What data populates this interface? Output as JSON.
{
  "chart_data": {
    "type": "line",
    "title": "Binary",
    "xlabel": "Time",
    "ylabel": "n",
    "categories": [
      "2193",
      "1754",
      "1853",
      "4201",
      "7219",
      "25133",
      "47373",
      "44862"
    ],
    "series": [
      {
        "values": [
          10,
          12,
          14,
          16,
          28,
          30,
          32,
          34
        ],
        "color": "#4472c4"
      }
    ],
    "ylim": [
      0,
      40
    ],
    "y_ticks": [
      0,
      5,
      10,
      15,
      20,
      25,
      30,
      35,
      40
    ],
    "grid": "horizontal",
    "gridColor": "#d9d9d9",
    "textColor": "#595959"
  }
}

■ **Job**:
Return every entry verbatim.

■ **Solved problem**:
What data populates this interface? Output as JSON.
{
  "chart_data": {
    "type": "line",
    "title": "Binary",
    "xlabel": "Time",
    "ylabel": "n",
    "categories": [
      "2193",
      "1754",
      "1853",
      "4201",
      "7219",
      "25133",
      "47373",
      "44862"
    ],
    "series": [
      {
        "values": [
          10,
          12,
          14,
          16,
          28,
          30,
          32,
          34
        ],
        "color": "#4472c4"
      }
    ],
    "ylim": [
      0,
      40
    ],
    "y_ticks": [
      0,
      5,
      10,
      15,
      20,
      25,
      30,
      35,
      40
    ],
    "grid": "horizontal",
    "gridColor": "#d9d9d9",
    "textColor": "#595959"
  }
}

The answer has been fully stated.